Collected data
• • • • •
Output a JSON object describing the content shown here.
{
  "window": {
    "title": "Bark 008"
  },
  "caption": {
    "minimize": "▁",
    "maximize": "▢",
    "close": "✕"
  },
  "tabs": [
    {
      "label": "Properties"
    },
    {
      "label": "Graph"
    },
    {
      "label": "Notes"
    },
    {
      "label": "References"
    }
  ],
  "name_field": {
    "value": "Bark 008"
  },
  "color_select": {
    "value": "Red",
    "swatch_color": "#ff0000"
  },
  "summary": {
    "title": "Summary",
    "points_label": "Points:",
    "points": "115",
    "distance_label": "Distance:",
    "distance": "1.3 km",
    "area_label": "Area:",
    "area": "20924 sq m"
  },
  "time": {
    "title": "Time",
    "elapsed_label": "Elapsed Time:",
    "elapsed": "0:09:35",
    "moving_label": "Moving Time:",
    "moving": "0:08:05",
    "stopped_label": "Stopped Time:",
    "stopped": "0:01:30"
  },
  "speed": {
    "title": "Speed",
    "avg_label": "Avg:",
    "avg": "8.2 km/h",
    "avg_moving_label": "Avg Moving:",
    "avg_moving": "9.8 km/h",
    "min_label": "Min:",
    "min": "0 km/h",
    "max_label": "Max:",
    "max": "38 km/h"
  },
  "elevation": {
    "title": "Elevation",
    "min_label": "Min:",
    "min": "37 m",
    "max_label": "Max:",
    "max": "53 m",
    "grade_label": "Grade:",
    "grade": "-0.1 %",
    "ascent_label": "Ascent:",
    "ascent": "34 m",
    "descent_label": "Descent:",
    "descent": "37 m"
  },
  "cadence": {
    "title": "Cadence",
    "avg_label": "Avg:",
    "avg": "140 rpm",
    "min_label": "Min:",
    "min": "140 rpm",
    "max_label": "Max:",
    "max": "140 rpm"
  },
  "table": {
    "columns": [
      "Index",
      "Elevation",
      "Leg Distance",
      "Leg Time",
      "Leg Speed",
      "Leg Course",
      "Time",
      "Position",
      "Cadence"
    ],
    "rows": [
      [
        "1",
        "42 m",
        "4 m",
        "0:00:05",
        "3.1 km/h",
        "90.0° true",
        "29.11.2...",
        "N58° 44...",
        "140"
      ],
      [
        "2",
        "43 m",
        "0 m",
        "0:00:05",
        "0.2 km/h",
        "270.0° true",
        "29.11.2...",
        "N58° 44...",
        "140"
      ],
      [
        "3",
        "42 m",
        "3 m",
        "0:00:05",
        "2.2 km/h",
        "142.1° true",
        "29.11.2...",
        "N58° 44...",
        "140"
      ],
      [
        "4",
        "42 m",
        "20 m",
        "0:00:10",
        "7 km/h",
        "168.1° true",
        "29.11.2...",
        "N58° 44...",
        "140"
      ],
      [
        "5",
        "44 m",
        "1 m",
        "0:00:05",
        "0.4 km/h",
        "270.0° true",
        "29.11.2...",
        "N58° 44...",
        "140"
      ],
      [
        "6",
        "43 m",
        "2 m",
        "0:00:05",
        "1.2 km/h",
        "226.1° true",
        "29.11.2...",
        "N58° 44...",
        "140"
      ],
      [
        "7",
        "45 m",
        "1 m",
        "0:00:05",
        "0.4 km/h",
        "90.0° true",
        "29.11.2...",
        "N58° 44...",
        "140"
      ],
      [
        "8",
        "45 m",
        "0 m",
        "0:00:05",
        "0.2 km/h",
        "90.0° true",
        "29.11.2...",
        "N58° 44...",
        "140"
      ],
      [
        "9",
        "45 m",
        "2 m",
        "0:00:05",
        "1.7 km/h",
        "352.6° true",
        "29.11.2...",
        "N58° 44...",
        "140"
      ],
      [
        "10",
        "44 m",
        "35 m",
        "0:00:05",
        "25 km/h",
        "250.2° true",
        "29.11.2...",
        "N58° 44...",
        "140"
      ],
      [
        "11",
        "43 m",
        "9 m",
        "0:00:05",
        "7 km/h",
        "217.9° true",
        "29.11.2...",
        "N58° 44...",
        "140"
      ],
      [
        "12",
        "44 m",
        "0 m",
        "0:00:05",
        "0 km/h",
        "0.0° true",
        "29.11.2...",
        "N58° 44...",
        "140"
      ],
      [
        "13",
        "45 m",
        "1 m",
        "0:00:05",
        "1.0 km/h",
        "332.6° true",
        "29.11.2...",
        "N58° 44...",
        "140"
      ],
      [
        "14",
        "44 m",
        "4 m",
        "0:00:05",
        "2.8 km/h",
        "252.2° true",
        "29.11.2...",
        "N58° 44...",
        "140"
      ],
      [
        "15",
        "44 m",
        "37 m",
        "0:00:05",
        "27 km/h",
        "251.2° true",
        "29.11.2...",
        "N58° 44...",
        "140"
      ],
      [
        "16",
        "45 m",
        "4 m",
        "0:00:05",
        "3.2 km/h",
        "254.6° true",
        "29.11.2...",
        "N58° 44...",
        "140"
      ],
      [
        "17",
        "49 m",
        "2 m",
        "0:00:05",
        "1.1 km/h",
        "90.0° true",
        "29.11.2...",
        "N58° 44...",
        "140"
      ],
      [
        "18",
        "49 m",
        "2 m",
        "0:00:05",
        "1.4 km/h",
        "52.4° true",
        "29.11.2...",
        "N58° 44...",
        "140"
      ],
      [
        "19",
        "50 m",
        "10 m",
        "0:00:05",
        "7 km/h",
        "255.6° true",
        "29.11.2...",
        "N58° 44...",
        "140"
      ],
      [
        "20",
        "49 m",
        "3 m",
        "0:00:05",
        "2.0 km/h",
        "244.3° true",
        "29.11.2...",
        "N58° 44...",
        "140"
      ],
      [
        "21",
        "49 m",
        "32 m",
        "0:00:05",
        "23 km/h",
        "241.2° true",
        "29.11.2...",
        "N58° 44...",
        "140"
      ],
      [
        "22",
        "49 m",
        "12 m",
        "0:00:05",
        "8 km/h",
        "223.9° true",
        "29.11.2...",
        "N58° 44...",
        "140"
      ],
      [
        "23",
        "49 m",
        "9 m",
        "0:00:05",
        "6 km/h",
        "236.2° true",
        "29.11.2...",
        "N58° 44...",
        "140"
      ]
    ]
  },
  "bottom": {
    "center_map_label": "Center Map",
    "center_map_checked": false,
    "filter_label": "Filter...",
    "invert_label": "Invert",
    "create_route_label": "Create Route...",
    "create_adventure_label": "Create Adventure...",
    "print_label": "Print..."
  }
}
• • • • •
**Exercise:** Send back all of the entries exactly, with nothing missing.

**Solution:**
Output a JSON object describing the content shown here.
{
  "window": {
    "title": "Bark 008"
  },
  "caption": {
    "minimize": "▁",
    "maximize": "▢",
    "close": "✕"
  },
  "tabs": [
    {
      "label": "Properties"
    },
    {
      "label": "Graph"
    },
    {
      "label": "Notes"
    },
    {
      "label": "References"
    }
  ],
  "name_field": {
    "value": "Bark 008"
  },
  "color_select": {
    "value": "Red",
    "swatch_color": "#ff0000"
  },
  "summary": {
    "title": "Summary",
    "points_label": "Points:",
    "points": "115",
    "distance_label": "Distance:",
    "distance": "1.3 km",
    "area_label": "Area:",
    "area": "20924 sq m"
  },
  "time": {
    "title": "Time",
    "elapsed_label": "Elapsed Time:",
    "elapsed": "0:09:35",
    "moving_label": "Moving Time:",
    "moving": "0:08:05",
    "stopped_label": "Stopped Time:",
    "stopped": "0:01:30"
  },
  "speed": {
    "title": "Speed",
    "avg_label": "Avg:",
    "avg": "8.2 km/h",
    "avg_moving_label": "Avg Moving:",
    "avg_moving": "9.8 km/h",
    "min_label": "Min:",
    "min": "0 km/h",
    "max_label": "Max:",
    "max": "38 km/h"
  },
  "elevation": {
    "title": "Elevation",
    "min_label": "Min:",
    "min": "37 m",
    "max_label": "Max:",
    "max": "53 m",
    "grade_label": "Grade:",
    "grade": "-0.1 %",
    "ascent_label": "Ascent:",
    "ascent": "34 m",
    "descent_label": "Descent:",
    "descent": "37 m"
  },
  "cadence": {
    "title": "Cadence",
    "avg_label": "Avg:",
    "avg": "140 rpm",
    "min_label": "Min:",
    "min": "140 rpm",
    "max_label": "Max:",
    "max": "140 rpm"
  },
  "table": {
    "columns": [
      "Index",
      "Elevation",
      "Leg Distance",
      "Leg Time",
      "Leg Speed",
      "Leg Course",
      "Time",
      "Position",
      "Cadence"
    ],
    "rows": [
      [
        "1",
        "42 m",
        "4 m",
        "0:00:05",
        "3.1 km/h",
        "90.0° true",
        "29.11.2...",
        "N58° 44...",
        "140"
      ],
      [
        "2",
        "43 m",
        "0 m",
        "0:00:05",
        "0.2 km/h",
        "270.0° true",
        "29.11.2...",
        "N58° 44...",
        "140"
      ],
      [
        "3",
        "42 m",
        "3 m",
        "0:00:05",
        "2.2 km/h",
        "142.1° true",
        "29.11.2...",
        "N58° 44...",
        "140"
      ],
      [
        "4",
        "42 m",
        "20 m",
        "0:00:10",
        "7 km/h",
        "168.1° true",
        "29.11.2...",
        "N58° 44...",
        "140"
      ],
      [
        "5",
        "44 m",
        "1 m",
        "0:00:05",
        "0.4 km/h",
        "270.0° true",
        "29.11.2...",
        "N58° 44...",
        "140"
      ],
      [
        "6",
        "43 m",
        "2 m",
        "0:00:05",
        "1.2 km/h",
        "226.1° true",
        "29.11.2...",
        "N58° 44...",
        "140"
      ],
      [
        "7",
        "45 m",
        "1 m",
        "0:00:05",
        "0.4 km/h",
        "90.0° true",
        "29.11.2...",
        "N58° 44...",
        "140"
      ],
      [
        "8",
        "45 m",
        "0 m",
        "0:00:05",
        "0.2 km/h",
        "90.0° true",
        "29.11.2...",
        "N58° 44...",
        "140"
      ],
      [
        "9",
        "45 m",
        "2 m",
        "0:00:05",
        "1.7 km/h",
        "352.6° true",
        "29.11.2...",
        "N58° 44...",
        "140"
      ],
      [
        "10",
        "44 m",
        "35 m",
        "0:00:05",
        "25 km/h",
        "250.2° true",
        "29.11.2...",
        "N58° 44...",
        "140"
      ],
      [
        "11",
        "43 m",
        "9 m",
        "0:00:05",
        "7 km/h",
        "217.9° true",
        "29.11.2...",
        "N58° 44...",
        "140"
      ],
      [
        "12",
        "44 m",
        "0 m",
        "0:00:05",
        "0 km/h",
        "0.0° true",
        "29.11.2...",
        "N58° 44...",
        "140"
      ],
      [
        "13",
        "45 m",
        "1 m",
        "0:00:05",
        "1.0 km/h",
        "332.6° true",
        "29.11.2...",
        "N58° 44...",
        "140"
      ],
      [
        "14",
        "44 m",
        "4 m",
        "0:00:05",
        "2.8 km/h",
        "252.2° true",
        "29.11.2...",
        "N58° 44...",
        "140"
      ],
      [
        "15",
        "44 m",
        "37 m",
        "0:00:05",
        "27 km/h",
        "251.2° true",
        "29.11.2...",
        "N58° 44...",
        "140"
      ],
      [
        "16",
        "45 m",
        "4 m",
        "0:00:05",
        "3.2 km/h",
        "254.6° true",
        "29.11.2...",
        "N58° 44...",
        "140"
      ],
      [
        "17",
        "49 m",
        "2 m",
        "0:00:05",
        "1.1 km/h",
        "90.0° true",
        "29.11.2...",
        "N58° 44...",
        "140"
      ],
      [
        "18",
        "49 m",
        "2 m",
        "0:00:05",
        "1.4 km/h",
        "52.4° true",
        "29.11.2...",
        "N58° 44...",
        "140"
      ],
      [
        "19",
        "50 m",
        "10 m",
        "0:00:05",
        "7 km/h",
        "255.6° true",
        "29.11.2...",
        "N58° 44...",
        "140"
      ],
      [
        "20",
        "49 m",
        "3 m",
        "0:00:05",
        "2.0 km/h",
        "244.3° true",
        "29.11.2...",
        "N58° 44...",
        "140"
      ],
      [
        "21",
        "49 m",
        "32 m",
        "0:00:05",
        "23 km/h",
        "241.2° true",
        "29.11.2...",
        "N58° 44...",
        "140"
      ],
      [
        "22",
        "49 m",
        "12 m",
        "0:00:05",
        "8 km/h",
        "223.9° true",
        "29.11.2...",
        "N58° 44...",
        "140"
      ],
      [
        "23",
        "49 m",
        "9 m",
        "0:00:05",
        "6 km/h",
        "236.2° true",
        "29.11.2...",
        "N58° 44...",
        "140"
      ]
    ]
  },
  "bottom": {
    "center_map_label": "Center Map",
    "center_map_checked": false,
    "filter_label": "Filter...",
    "invert_label": "Invert",
    "create_route_label": "Create Route...",
    "create_adventure_label": "Create Adventure...",
    "print_label": "Print..."
  }
}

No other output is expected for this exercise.